-- Start of TASK INPUT --

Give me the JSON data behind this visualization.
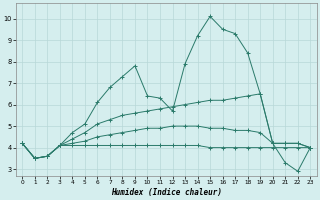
{
  "xlabel": "Humidex (Indice chaleur)",
  "xlim": [
    -0.5,
    23.5
  ],
  "ylim": [
    2.7,
    10.7
  ],
  "xticks": [
    0,
    1,
    2,
    3,
    4,
    5,
    6,
    7,
    8,
    9,
    10,
    11,
    12,
    13,
    14,
    15,
    16,
    17,
    18,
    19,
    20,
    21,
    22,
    23
  ],
  "yticks": [
    3,
    4,
    5,
    6,
    7,
    8,
    9,
    10
  ],
  "background_color": "#d5eeee",
  "grid_color": "#b8d8d8",
  "line_color": "#2a7a6a",
  "lines": [
    [
      4.2,
      3.5,
      3.6,
      4.1,
      4.7,
      5.1,
      6.1,
      6.8,
      7.3,
      7.8,
      6.4,
      6.3,
      5.7,
      7.9,
      9.2,
      10.1,
      9.5,
      9.3,
      8.4,
      6.5,
      4.2,
      3.3,
      2.9,
      4.0
    ],
    [
      4.2,
      3.5,
      3.6,
      4.1,
      4.4,
      4.7,
      5.1,
      5.3,
      5.5,
      5.6,
      5.7,
      5.8,
      5.9,
      6.0,
      6.1,
      6.2,
      6.2,
      6.3,
      6.4,
      6.5,
      4.2,
      4.2,
      4.2,
      4.0
    ],
    [
      4.2,
      3.5,
      3.6,
      4.1,
      4.2,
      4.3,
      4.5,
      4.6,
      4.7,
      4.8,
      4.9,
      4.9,
      5.0,
      5.0,
      5.0,
      4.9,
      4.9,
      4.8,
      4.8,
      4.7,
      4.2,
      4.2,
      4.2,
      4.0
    ],
    [
      4.2,
      3.5,
      3.6,
      4.1,
      4.1,
      4.1,
      4.1,
      4.1,
      4.1,
      4.1,
      4.1,
      4.1,
      4.1,
      4.1,
      4.1,
      4.0,
      4.0,
      4.0,
      4.0,
      4.0,
      4.0,
      4.0,
      4.0,
      4.0
    ]
  ]
}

-- End of TASK INPUT --

▸ REQUIREMENT
Repeat the preceding records precisely, and leave every picture out of the copy.

▸ ANSWER FOR THIS EXERCISE
Give me the JSON data behind this visualization.
{
  "xlabel": "Humidex (Indice chaleur)",
  "xlim": [
    -0.5,
    23.5
  ],
  "ylim": [
    2.7,
    10.7
  ],
  "xticks": [
    0,
    1,
    2,
    3,
    4,
    5,
    6,
    7,
    8,
    9,
    10,
    11,
    12,
    13,
    14,
    15,
    16,
    17,
    18,
    19,
    20,
    21,
    22,
    23
  ],
  "yticks": [
    3,
    4,
    5,
    6,
    7,
    8,
    9,
    10
  ],
  "background_color": "#d5eeee",
  "grid_color": "#b8d8d8",
  "line_color": "#2a7a6a",
  "lines": [
    [
      4.2,
      3.5,
      3.6,
      4.1,
      4.7,
      5.1,
      6.1,
      6.8,
      7.3,
      7.8,
      6.4,
      6.3,
      5.7,
      7.9,
      9.2,
      10.1,
      9.5,
      9.3,
      8.4,
      6.5,
      4.2,
      3.3,
      2.9,
      4.0
    ],
    [
      4.2,
      3.5,
      3.6,
      4.1,
      4.4,
      4.7,
      5.1,
      5.3,
      5.5,
      5.6,
      5.7,
      5.8,
      5.9,
      6.0,
      6.1,
      6.2,
      6.2,
      6.3,
      6.4,
      6.5,
      4.2,
      4.2,
      4.2,
      4.0
    ],
    [
      4.2,
      3.5,
      3.6,
      4.1,
      4.2,
      4.3,
      4.5,
      4.6,
      4.7,
      4.8,
      4.9,
      4.9,
      5.0,
      5.0,
      5.0,
      4.9,
      4.9,
      4.8,
      4.8,
      4.7,
      4.2,
      4.2,
      4.2,
      4.0
    ],
    [
      4.2,
      3.5,
      3.6,
      4.1,
      4.1,
      4.1,
      4.1,
      4.1,
      4.1,
      4.1,
      4.1,
      4.1,
      4.1,
      4.1,
      4.1,
      4.0,
      4.0,
      4.0,
      4.0,
      4.0,
      4.0,
      4.0,
      4.0,
      4.0
    ]
  ]
}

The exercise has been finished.